REQUIRED TASK — Omit all pictures and give the records below again exactly as written.

══ SOURCE RECORDS

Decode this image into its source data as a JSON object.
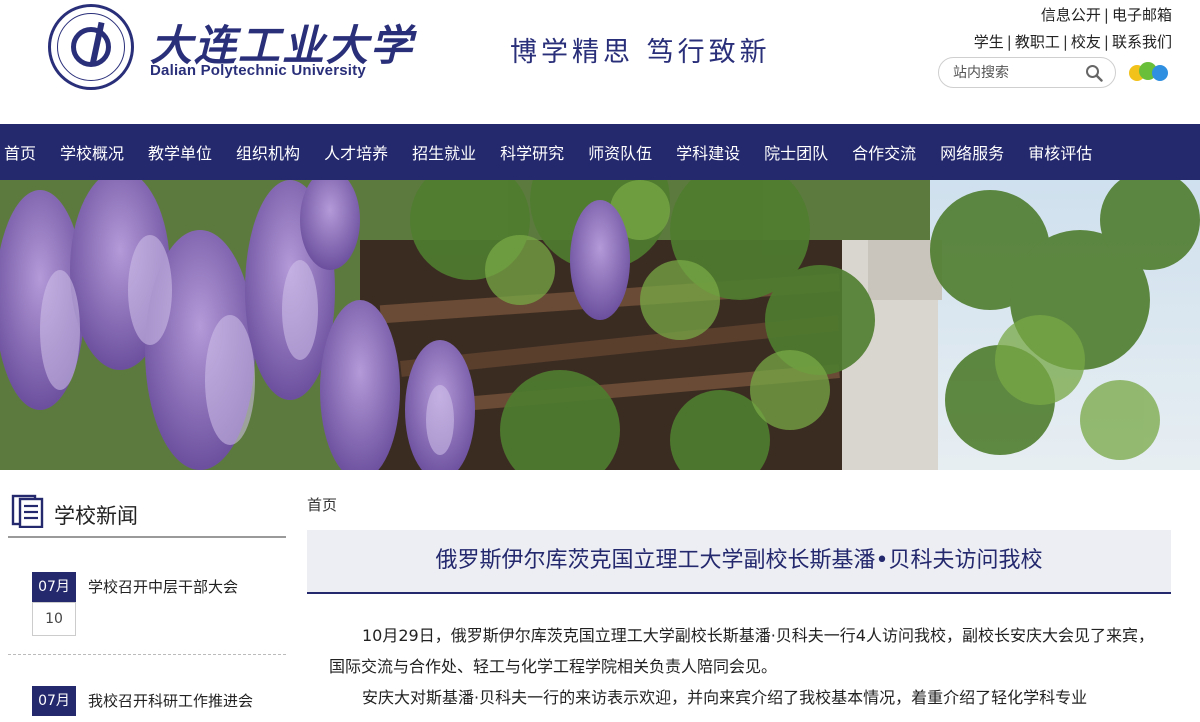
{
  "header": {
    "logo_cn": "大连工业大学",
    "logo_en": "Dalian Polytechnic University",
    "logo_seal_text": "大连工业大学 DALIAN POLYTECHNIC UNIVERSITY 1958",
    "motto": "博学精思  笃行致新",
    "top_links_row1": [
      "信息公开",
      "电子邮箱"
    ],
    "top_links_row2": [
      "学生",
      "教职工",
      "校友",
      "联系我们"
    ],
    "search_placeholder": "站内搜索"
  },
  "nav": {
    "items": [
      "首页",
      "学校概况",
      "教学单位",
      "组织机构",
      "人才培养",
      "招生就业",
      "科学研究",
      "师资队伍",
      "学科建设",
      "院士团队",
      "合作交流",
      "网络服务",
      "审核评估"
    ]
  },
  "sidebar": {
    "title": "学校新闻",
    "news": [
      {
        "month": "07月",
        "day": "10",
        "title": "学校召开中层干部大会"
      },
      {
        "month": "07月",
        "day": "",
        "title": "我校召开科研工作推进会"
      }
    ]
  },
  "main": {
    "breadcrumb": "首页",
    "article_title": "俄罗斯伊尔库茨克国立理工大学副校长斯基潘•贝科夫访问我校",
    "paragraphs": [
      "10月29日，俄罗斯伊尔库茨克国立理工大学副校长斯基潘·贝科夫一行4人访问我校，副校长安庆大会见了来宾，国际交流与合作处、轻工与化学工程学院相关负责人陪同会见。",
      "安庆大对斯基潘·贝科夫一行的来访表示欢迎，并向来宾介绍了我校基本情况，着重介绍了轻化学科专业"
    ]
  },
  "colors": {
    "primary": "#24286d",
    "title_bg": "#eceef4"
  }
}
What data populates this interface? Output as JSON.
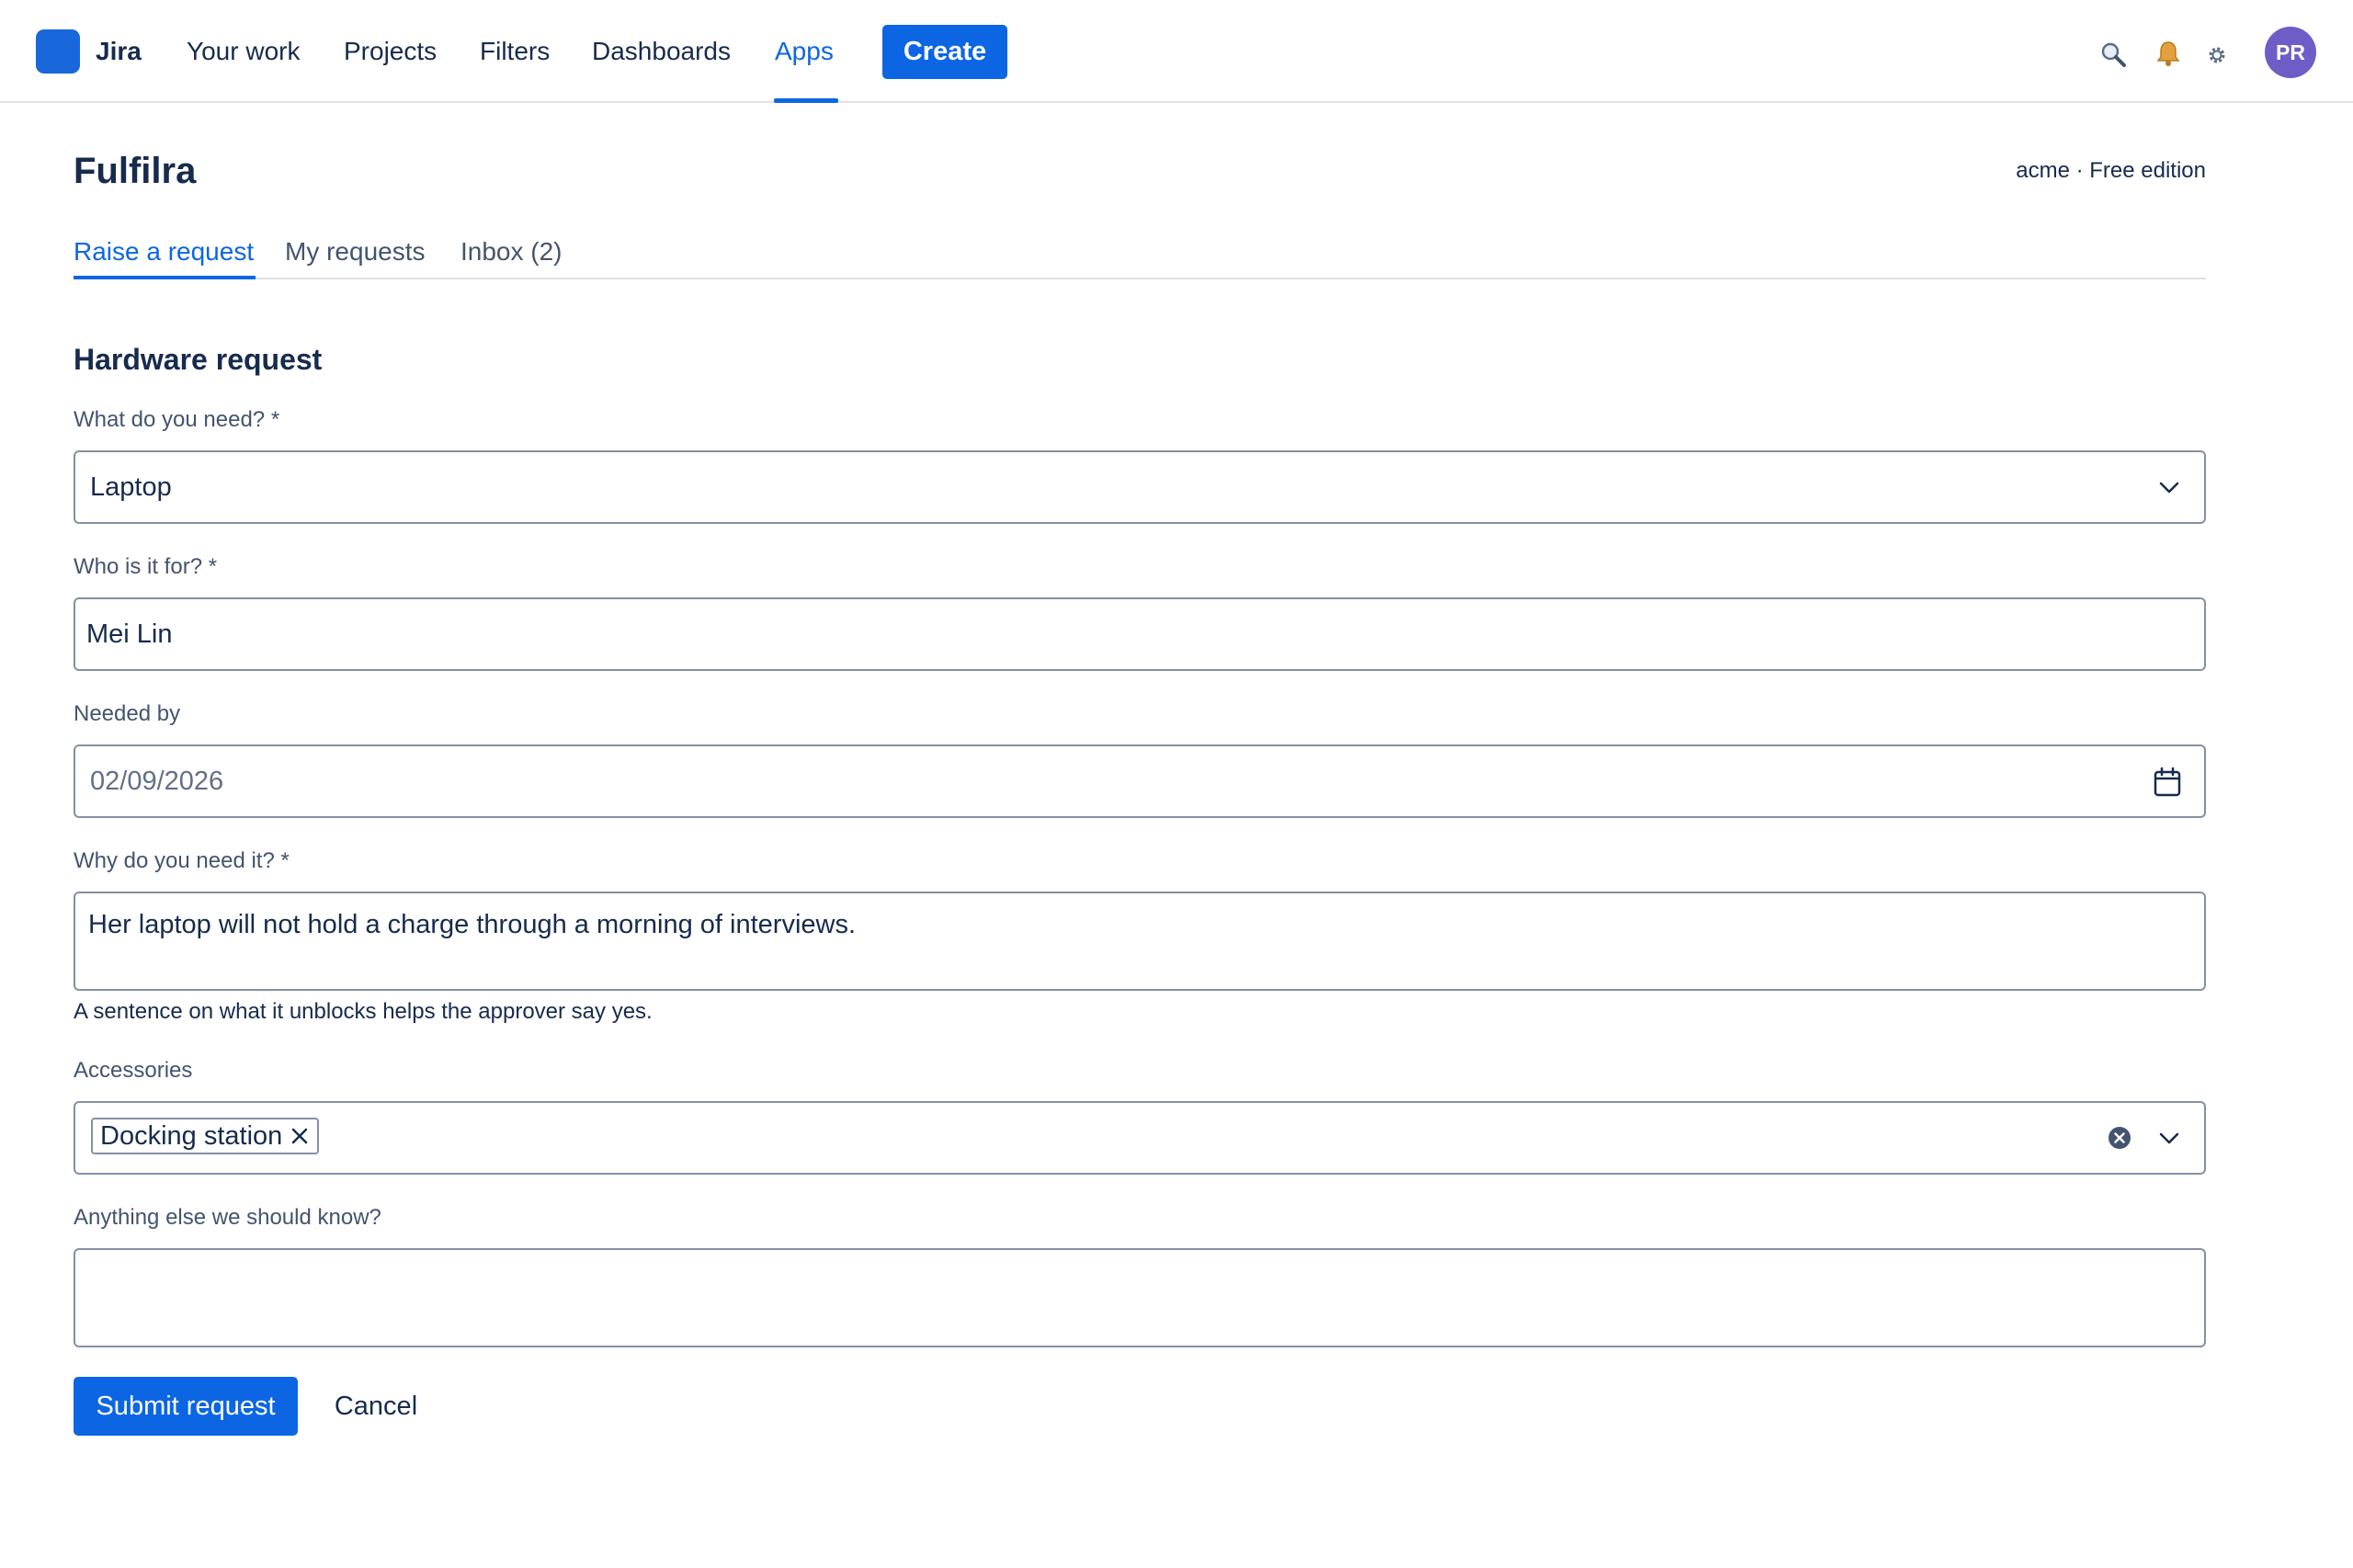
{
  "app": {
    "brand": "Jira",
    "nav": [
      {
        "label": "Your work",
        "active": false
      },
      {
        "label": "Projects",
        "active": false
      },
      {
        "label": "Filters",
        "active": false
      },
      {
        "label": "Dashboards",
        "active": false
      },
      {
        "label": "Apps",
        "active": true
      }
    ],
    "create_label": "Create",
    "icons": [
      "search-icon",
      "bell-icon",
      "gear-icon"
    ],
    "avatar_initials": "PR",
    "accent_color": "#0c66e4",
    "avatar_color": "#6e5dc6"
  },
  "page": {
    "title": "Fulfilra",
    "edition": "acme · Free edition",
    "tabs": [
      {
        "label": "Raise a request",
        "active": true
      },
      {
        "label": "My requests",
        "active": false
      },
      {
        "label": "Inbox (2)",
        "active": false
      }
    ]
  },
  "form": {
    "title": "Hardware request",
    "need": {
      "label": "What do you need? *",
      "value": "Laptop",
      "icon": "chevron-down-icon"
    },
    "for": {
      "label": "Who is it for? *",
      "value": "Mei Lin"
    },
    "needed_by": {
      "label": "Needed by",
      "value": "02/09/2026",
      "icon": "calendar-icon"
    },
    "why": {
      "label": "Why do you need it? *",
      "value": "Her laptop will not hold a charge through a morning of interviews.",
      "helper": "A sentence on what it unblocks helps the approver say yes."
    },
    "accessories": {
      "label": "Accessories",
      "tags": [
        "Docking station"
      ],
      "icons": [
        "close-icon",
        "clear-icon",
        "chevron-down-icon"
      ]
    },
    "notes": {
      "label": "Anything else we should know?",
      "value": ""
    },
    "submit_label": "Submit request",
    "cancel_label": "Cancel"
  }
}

════

RESULT BELOW —
Decode this image into its source data as a JSON object.
{
  "header": {
    "logo_cn": "大连工业大学",
    "logo_en": "Dalian Polytechnic University",
    "logo_seal_text": "大连工业大学 DALIAN POLYTECHNIC UNIVERSITY 1958",
    "motto": "博学精思  笃行致新",
    "top_links_row1": [
      "信息公开",
      "电子邮箱"
    ],
    "top_links_row2": [
      "学生",
      "教职工",
      "校友",
      "联系我们"
    ],
    "search_placeholder": "站内搜索"
  },
  "nav": {
    "items": [
      "首页",
      "学校概况",
      "教学单位",
      "组织机构",
      "人才培养",
      "招生就业",
      "科学研究",
      "师资队伍",
      "学科建设",
      "院士团队",
      "合作交流",
      "网络服务",
      "审核评估"
    ]
  },
  "sidebar": {
    "title": "学校新闻",
    "news": [
      {
        "month": "07月",
        "day": "10",
        "title": "学校召开中层干部大会"
      },
      {
        "month": "07月",
        "day": "",
        "title": "我校召开科研工作推进会"
      }
    ]
  },
  "main": {
    "breadcrumb": "首页",
    "article_title": "俄罗斯伊尔库茨克国立理工大学副校长斯基潘•贝科夫访问我校",
    "paragraphs": [
      "10月29日，俄罗斯伊尔库茨克国立理工大学副校长斯基潘·贝科夫一行4人访问我校，副校长安庆大会见了来宾，国际交流与合作处、轻工与化学工程学院相关负责人陪同会见。",
      "安庆大对斯基潘·贝科夫一行的来访表示欢迎，并向来宾介绍了我校基本情况，着重介绍了轻化学科专业"
    ]
  },
  "colors": {
    "primary": "#24286d",
    "title_bg": "#eceef4"
  }
}
What data populates this interface? Output as JSON.
{
  "app": {
    "brand": "Jira",
    "nav": [
      {
        "label": "Your work",
        "active": false
      },
      {
        "label": "Projects",
        "active": false
      },
      {
        "label": "Filters",
        "active": false
      },
      {
        "label": "Dashboards",
        "active": false
      },
      {
        "label": "Apps",
        "active": true
      }
    ],
    "create_label": "Create",
    "icons": [
      "search-icon",
      "bell-icon",
      "gear-icon"
    ],
    "avatar_initials": "PR",
    "accent_color": "#0c66e4",
    "avatar_color": "#6e5dc6"
  },
  "page": {
    "title": "Fulfilra",
    "edition": "acme · Free edition",
    "tabs": [
      {
        "label": "Raise a request",
        "active": true
      },
      {
        "label": "My requests",
        "active": false
      },
      {
        "label": "Inbox (2)",
        "active": false
      }
    ]
  },
  "form": {
    "title": "Hardware request",
    "need": {
      "label": "What do you need? *",
      "value": "Laptop",
      "icon": "chevron-down-icon"
    },
    "for": {
      "label": "Who is it for? *",
      "value": "Mei Lin"
    },
    "needed_by": {
      "label": "Needed by",
      "value": "02/09/2026",
      "icon": "calendar-icon"
    },
    "why": {
      "label": "Why do you need it? *",
      "value": "Her laptop will not hold a charge through a morning of interviews.",
      "helper": "A sentence on what it unblocks helps the approver say yes."
    },
    "accessories": {
      "label": "Accessories",
      "tags": [
        "Docking station"
      ],
      "icons": [
        "close-icon",
        "clear-icon",
        "chevron-down-icon"
      ]
    },
    "notes": {
      "label": "Anything else we should know?",
      "value": ""
    },
    "submit_label": "Submit request",
    "cancel_label": "Cancel"
  }
}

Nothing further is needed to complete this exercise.